### Exercise
Reproduce the listing below exactly, minus its pictures.

(Data tied to figure images)
— Begin —

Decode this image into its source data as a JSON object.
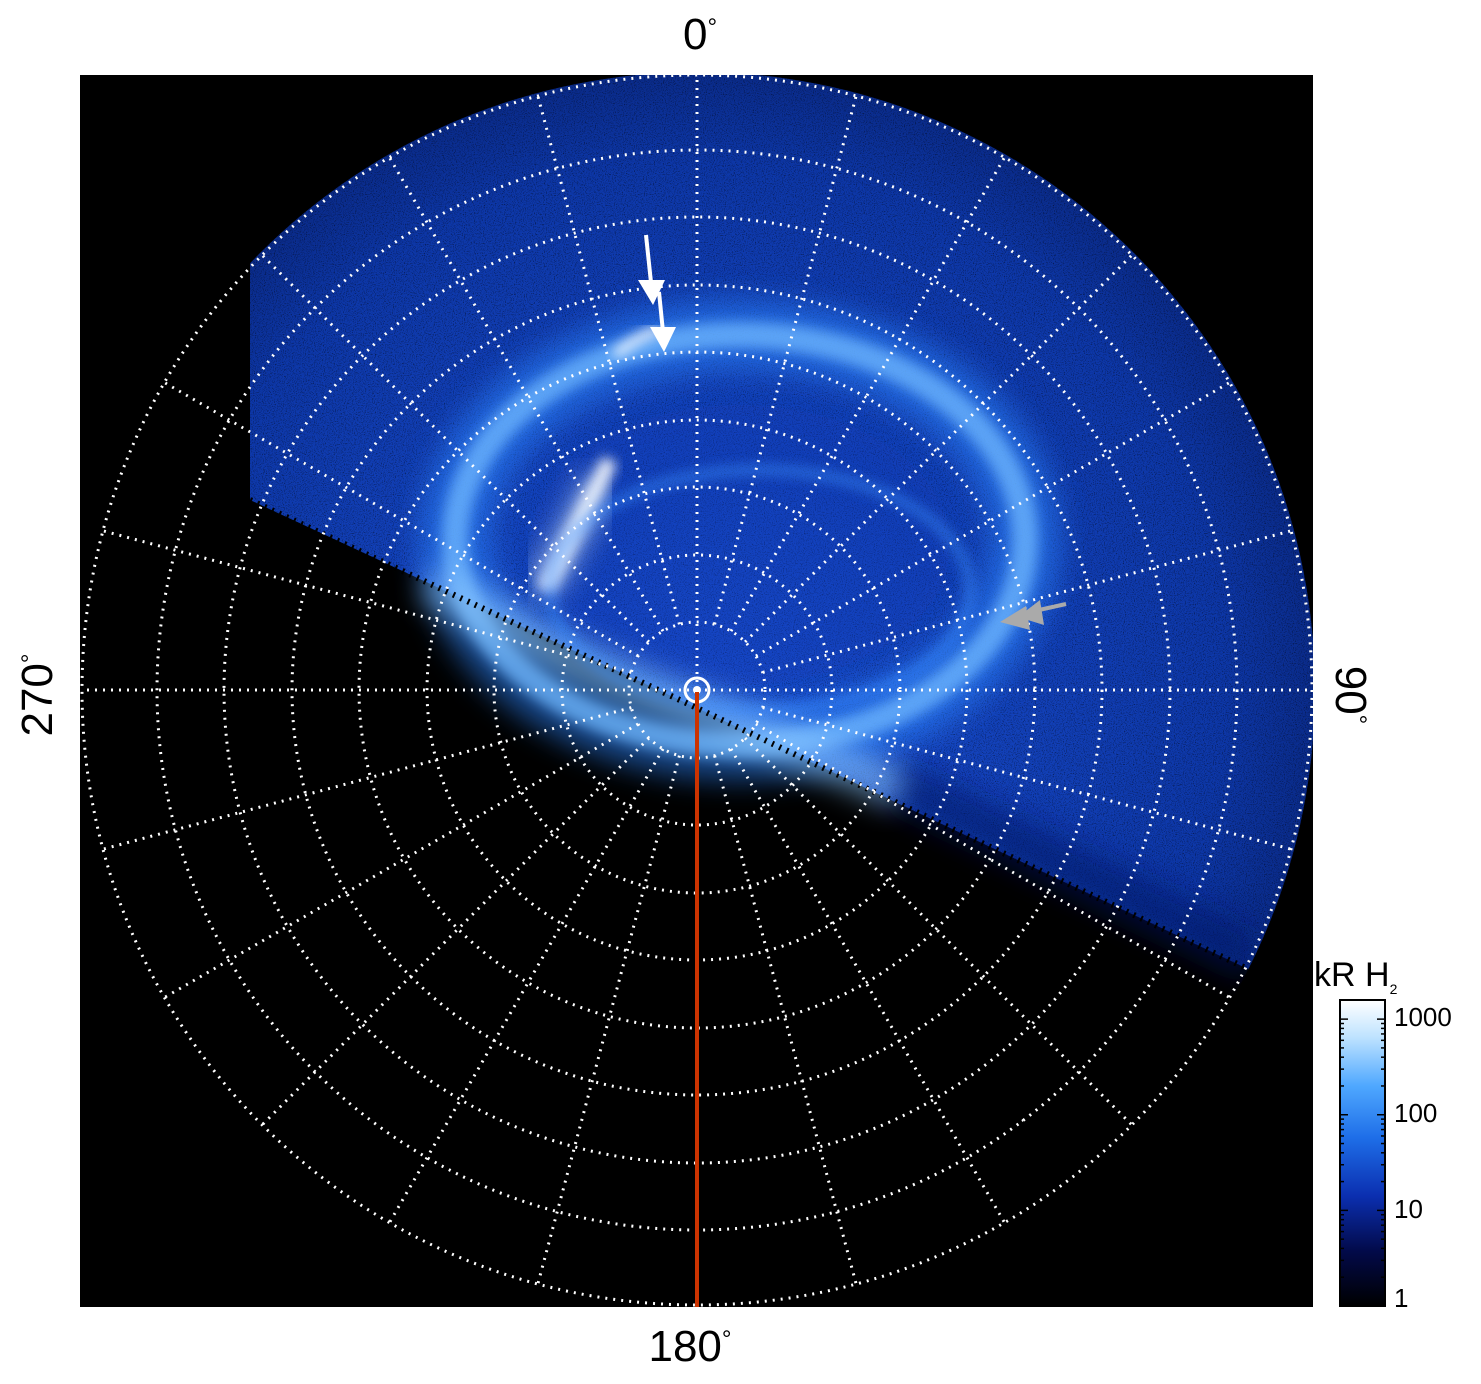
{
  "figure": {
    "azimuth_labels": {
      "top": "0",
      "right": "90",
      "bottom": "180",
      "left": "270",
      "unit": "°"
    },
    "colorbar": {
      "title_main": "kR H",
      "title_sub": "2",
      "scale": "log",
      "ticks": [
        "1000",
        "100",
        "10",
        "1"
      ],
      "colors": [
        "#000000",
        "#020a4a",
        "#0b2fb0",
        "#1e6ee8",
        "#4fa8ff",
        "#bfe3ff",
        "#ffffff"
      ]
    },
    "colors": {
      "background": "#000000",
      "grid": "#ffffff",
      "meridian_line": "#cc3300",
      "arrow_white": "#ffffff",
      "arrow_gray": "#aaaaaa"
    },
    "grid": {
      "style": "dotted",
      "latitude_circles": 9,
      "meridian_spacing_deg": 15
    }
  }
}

— End —

### Reply to the task
Decode this image into its source data as a JSON object.
{
  "figure": {
    "azimuth_labels": {
      "top": "0",
      "right": "90",
      "bottom": "180",
      "left": "270",
      "unit": "°"
    },
    "colorbar": {
      "title_main": "kR H",
      "title_sub": "2",
      "scale": "log",
      "ticks": [
        "1000",
        "100",
        "10",
        "1"
      ],
      "colors": [
        "#000000",
        "#020a4a",
        "#0b2fb0",
        "#1e6ee8",
        "#4fa8ff",
        "#bfe3ff",
        "#ffffff"
      ]
    },
    "colors": {
      "background": "#000000",
      "grid": "#ffffff",
      "meridian_line": "#cc3300",
      "arrow_white": "#ffffff",
      "arrow_gray": "#aaaaaa"
    },
    "grid": {
      "style": "dotted",
      "latitude_circles": 9,
      "meridian_spacing_deg": 15
    }
  }
}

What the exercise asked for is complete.